Data entries
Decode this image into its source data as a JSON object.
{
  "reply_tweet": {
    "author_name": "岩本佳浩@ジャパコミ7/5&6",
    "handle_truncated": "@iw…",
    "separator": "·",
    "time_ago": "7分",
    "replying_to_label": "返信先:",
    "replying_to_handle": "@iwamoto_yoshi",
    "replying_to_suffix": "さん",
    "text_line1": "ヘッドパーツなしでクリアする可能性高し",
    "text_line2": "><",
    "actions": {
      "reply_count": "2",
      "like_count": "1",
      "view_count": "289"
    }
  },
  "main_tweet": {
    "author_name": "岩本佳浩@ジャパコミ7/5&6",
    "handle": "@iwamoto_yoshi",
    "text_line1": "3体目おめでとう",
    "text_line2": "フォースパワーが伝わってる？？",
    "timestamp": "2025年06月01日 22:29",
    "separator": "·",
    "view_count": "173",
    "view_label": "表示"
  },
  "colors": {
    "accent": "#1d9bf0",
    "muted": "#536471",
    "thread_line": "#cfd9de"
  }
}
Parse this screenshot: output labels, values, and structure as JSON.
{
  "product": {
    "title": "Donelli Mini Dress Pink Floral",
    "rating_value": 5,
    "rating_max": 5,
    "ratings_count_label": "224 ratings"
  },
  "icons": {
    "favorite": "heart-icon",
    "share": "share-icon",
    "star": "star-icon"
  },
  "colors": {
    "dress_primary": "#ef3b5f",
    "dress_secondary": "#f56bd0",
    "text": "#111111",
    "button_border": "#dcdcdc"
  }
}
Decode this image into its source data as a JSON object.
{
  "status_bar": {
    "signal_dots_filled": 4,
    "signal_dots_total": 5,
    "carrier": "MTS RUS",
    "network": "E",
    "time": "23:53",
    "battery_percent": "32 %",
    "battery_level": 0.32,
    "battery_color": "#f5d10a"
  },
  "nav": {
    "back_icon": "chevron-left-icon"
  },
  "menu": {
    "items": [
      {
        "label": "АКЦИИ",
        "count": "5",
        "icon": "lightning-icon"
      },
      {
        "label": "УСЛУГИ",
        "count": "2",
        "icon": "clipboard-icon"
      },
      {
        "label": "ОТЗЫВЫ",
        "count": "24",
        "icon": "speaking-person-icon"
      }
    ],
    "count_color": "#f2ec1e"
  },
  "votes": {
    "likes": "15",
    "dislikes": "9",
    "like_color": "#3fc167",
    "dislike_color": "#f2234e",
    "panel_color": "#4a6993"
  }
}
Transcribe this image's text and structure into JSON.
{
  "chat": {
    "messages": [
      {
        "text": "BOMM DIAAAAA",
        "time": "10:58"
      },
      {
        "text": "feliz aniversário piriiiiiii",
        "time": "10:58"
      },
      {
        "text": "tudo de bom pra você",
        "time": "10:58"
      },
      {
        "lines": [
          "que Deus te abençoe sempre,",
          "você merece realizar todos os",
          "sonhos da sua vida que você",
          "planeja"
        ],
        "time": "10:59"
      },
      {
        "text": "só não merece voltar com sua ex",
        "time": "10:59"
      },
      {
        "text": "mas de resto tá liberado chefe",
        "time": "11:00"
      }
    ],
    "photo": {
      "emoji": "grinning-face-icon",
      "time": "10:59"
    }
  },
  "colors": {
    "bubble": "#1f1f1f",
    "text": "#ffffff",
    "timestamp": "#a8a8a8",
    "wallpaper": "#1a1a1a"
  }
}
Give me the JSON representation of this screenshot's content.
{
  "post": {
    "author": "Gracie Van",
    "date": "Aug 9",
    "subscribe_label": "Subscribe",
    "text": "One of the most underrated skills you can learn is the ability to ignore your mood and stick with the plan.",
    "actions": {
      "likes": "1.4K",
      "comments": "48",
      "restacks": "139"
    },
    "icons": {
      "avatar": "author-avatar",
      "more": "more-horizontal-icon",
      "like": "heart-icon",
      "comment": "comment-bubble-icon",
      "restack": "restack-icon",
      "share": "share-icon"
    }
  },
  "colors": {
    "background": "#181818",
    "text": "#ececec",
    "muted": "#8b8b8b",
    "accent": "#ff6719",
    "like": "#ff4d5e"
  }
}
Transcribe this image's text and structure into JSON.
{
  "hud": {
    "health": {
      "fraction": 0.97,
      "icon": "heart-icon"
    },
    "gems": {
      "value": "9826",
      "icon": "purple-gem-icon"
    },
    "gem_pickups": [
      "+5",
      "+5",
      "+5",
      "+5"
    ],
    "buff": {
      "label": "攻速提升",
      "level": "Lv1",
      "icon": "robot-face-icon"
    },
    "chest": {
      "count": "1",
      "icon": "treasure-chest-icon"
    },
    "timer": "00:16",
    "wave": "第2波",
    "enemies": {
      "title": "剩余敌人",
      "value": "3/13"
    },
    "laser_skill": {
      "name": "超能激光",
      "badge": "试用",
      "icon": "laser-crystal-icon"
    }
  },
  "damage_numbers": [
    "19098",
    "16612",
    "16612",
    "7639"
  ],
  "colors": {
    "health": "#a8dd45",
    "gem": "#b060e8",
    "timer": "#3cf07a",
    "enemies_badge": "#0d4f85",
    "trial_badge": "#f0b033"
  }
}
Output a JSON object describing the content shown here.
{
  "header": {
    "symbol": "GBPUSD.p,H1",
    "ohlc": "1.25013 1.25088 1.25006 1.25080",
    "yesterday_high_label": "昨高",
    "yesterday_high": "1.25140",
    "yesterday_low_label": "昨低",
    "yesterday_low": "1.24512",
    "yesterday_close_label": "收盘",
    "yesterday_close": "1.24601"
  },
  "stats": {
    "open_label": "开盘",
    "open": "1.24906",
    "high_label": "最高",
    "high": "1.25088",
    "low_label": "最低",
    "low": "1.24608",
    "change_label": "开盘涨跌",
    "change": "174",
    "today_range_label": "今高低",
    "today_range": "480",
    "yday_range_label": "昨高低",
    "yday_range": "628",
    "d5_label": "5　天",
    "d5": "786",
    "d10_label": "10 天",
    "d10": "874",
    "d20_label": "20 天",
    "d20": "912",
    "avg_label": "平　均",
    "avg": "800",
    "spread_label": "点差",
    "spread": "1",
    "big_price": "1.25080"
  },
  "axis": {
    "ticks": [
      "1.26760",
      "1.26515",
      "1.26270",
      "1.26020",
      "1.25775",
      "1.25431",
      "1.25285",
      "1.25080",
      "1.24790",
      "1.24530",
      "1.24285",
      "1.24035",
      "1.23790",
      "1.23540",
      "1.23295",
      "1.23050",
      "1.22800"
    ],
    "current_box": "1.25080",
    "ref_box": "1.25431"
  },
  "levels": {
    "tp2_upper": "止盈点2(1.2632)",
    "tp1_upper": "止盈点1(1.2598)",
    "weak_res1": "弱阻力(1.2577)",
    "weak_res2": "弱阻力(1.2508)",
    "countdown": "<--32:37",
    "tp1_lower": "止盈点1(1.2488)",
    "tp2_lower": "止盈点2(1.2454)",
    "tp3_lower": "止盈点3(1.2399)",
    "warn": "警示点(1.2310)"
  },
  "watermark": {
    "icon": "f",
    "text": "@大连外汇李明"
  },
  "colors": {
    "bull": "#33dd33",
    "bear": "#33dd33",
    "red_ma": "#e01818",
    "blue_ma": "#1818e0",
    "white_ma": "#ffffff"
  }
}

What is being asked
Your task is to retype all the records above with nothing left out.

Final answer
Decode this image into its source data as a JSON object.
{
  "reply_tweet": {
    "author_name": "岩本佳浩@ジャパコミ7/5&6",
    "handle_truncated": "@iw…",
    "separator": "·",
    "time_ago": "7分",
    "replying_to_label": "返信先:",
    "replying_to_handle": "@iwamoto_yoshi",
    "replying_to_suffix": "さん",
    "text_line1": "ヘッドパーツなしでクリアする可能性高し",
    "text_line2": "><",
    "actions": {
      "reply_count": "2",
      "like_count": "1",
      "view_count": "289"
    }
  },
  "main_tweet": {
    "author_name": "岩本佳浩@ジャパコミ7/5&6",
    "handle": "@iwamoto_yoshi",
    "text_line1": "3体目おめでとう",
    "text_line2": "フォースパワーが伝わってる？？",
    "timestamp": "2025年06月01日 22:29",
    "separator": "·",
    "view_count": "173",
    "view_label": "表示"
  },
  "colors": {
    "accent": "#1d9bf0",
    "muted": "#536471",
    "thread_line": "#cfd9de"
  }
}
Parse this screenshot: output labels, values, and structure as JSON.
{
  "product": {
    "title": "Donelli Mini Dress Pink Floral",
    "rating_value": 5,
    "rating_max": 5,
    "ratings_count_label": "224 ratings"
  },
  "icons": {
    "favorite": "heart-icon",
    "share": "share-icon",
    "star": "star-icon"
  },
  "colors": {
    "dress_primary": "#ef3b5f",
    "dress_secondary": "#f56bd0",
    "text": "#111111",
    "button_border": "#dcdcdc"
  }
}
Decode this image into its source data as a JSON object.
{
  "status_bar": {
    "signal_dots_filled": 4,
    "signal_dots_total": 5,
    "carrier": "MTS RUS",
    "network": "E",
    "time": "23:53",
    "battery_percent": "32 %",
    "battery_level": 0.32,
    "battery_color": "#f5d10a"
  },
  "nav": {
    "back_icon": "chevron-left-icon"
  },
  "menu": {
    "items": [
      {
        "label": "АКЦИИ",
        "count": "5",
        "icon": "lightning-icon"
      },
      {
        "label": "УСЛУГИ",
        "count": "2",
        "icon": "clipboard-icon"
      },
      {
        "label": "ОТЗЫВЫ",
        "count": "24",
        "icon": "speaking-person-icon"
      }
    ],
    "count_color": "#f2ec1e"
  },
  "votes": {
    "likes": "15",
    "dislikes": "9",
    "like_color": "#3fc167",
    "dislike_color": "#f2234e",
    "panel_color": "#4a6993"
  }
}
Transcribe this image's text and structure into JSON.
{
  "chat": {
    "messages": [
      {
        "text": "BOMM DIAAAAA",
        "time": "10:58"
      },
      {
        "text": "feliz aniversário piriiiiiii",
        "time": "10:58"
      },
      {
        "text": "tudo de bom pra você",
        "time": "10:58"
      },
      {
        "lines": [
          "que Deus te abençoe sempre,",
          "você merece realizar todos os",
          "sonhos da sua vida que você",
          "planeja"
        ],
        "time": "10:59"
      },
      {
        "text": "só não merece voltar com sua ex",
        "time": "10:59"
      },
      {
        "text": "mas de resto tá liberado chefe",
        "time": "11:00"
      }
    ],
    "photo": {
      "emoji": "grinning-face-icon",
      "time": "10:59"
    }
  },
  "colors": {
    "bubble": "#1f1f1f",
    "text": "#ffffff",
    "timestamp": "#a8a8a8",
    "wallpaper": "#1a1a1a"
  }
}
Give me the JSON representation of this screenshot's content.
{
  "post": {
    "author": "Gracie Van",
    "date": "Aug 9",
    "subscribe_label": "Subscribe",
    "text": "One of the most underrated skills you can learn is the ability to ignore your mood and stick with the plan.",
    "actions": {
      "likes": "1.4K",
      "comments": "48",
      "restacks": "139"
    },
    "icons": {
      "avatar": "author-avatar",
      "more": "more-horizontal-icon",
      "like": "heart-icon",
      "comment": "comment-bubble-icon",
      "restack": "restack-icon",
      "share": "share-icon"
    }
  },
  "colors": {
    "background": "#181818",
    "text": "#ececec",
    "muted": "#8b8b8b",
    "accent": "#ff6719",
    "like": "#ff4d5e"
  }
}
Transcribe this image's text and structure into JSON.
{
  "hud": {
    "health": {
      "fraction": 0.97,
      "icon": "heart-icon"
    },
    "gems": {
      "value": "9826",
      "icon": "purple-gem-icon"
    },
    "gem_pickups": [
      "+5",
      "+5",
      "+5",
      "+5"
    ],
    "buff": {
      "label": "攻速提升",
      "level": "Lv1",
      "icon": "robot-face-icon"
    },
    "chest": {
      "count": "1",
      "icon": "treasure-chest-icon"
    },
    "timer": "00:16",
    "wave": "第2波",
    "enemies": {
      "title": "剩余敌人",
      "value": "3/13"
    },
    "laser_skill": {
      "name": "超能激光",
      "badge": "试用",
      "icon": "laser-crystal-icon"
    }
  },
  "damage_numbers": [
    "19098",
    "16612",
    "16612",
    "7639"
  ],
  "colors": {
    "health": "#a8dd45",
    "gem": "#b060e8",
    "timer": "#3cf07a",
    "enemies_badge": "#0d4f85",
    "trial_badge": "#f0b033"
  }
}
Output a JSON object describing the content shown here.
{
  "header": {
    "symbol": "GBPUSD.p,H1",
    "ohlc": "1.25013 1.25088 1.25006 1.25080",
    "yesterday_high_label": "昨高",
    "yesterday_high": "1.25140",
    "yesterday_low_label": "昨低",
    "yesterday_low": "1.24512",
    "yesterday_close_label": "收盘",
    "yesterday_close": "1.24601"
  },
  "stats": {
    "open_label": "开盘",
    "open": "1.24906",
    "high_label": "最高",
    "high": "1.25088",
    "low_label": "最低",
    "low": "1.24608",
    "change_label": "开盘涨跌",
    "change": "174",
    "today_range_label": "今高低",
    "today_range": "480",
    "yday_range_label": "昨高低",
    "yday_range": "628",
    "d5_label": "5　天",
    "d5": "786",
    "d10_label": "10 天",
    "d10": "874",
    "d20_label": "20 天",
    "d20": "912",
    "avg_label": "平　均",
    "avg": "800",
    "spread_label": "点差",
    "spread": "1",
    "big_price": "1.25080"
  },
  "axis": {
    "ticks": [
      "1.26760",
      "1.26515",
      "1.26270",
      "1.26020",
      "1.25775",
      "1.25431",
      "1.25285",
      "1.25080",
      "1.24790",
      "1.24530",
      "1.24285",
      "1.24035",
      "1.23790",
      "1.23540",
      "1.23295",
      "1.23050",
      "1.22800"
    ],
    "current_box": "1.25080",
    "ref_box": "1.25431"
  },
  "levels": {
    "tp2_upper": "止盈点2(1.2632)",
    "tp1_upper": "止盈点1(1.2598)",
    "weak_res1": "弱阻力(1.2577)",
    "weak_res2": "弱阻力(1.2508)",
    "countdown": "<--32:37",
    "tp1_lower": "止盈点1(1.2488)",
    "tp2_lower": "止盈点2(1.2454)",
    "tp3_lower": "止盈点3(1.2399)",
    "warn": "警示点(1.2310)"
  },
  "watermark": {
    "icon": "f",
    "text": "@大连外汇李明"
  },
  "colors": {
    "bull": "#33dd33",
    "bear": "#33dd33",
    "red_ma": "#e01818",
    "blue_ma": "#1818e0",
    "white_ma": "#ffffff"
  }
}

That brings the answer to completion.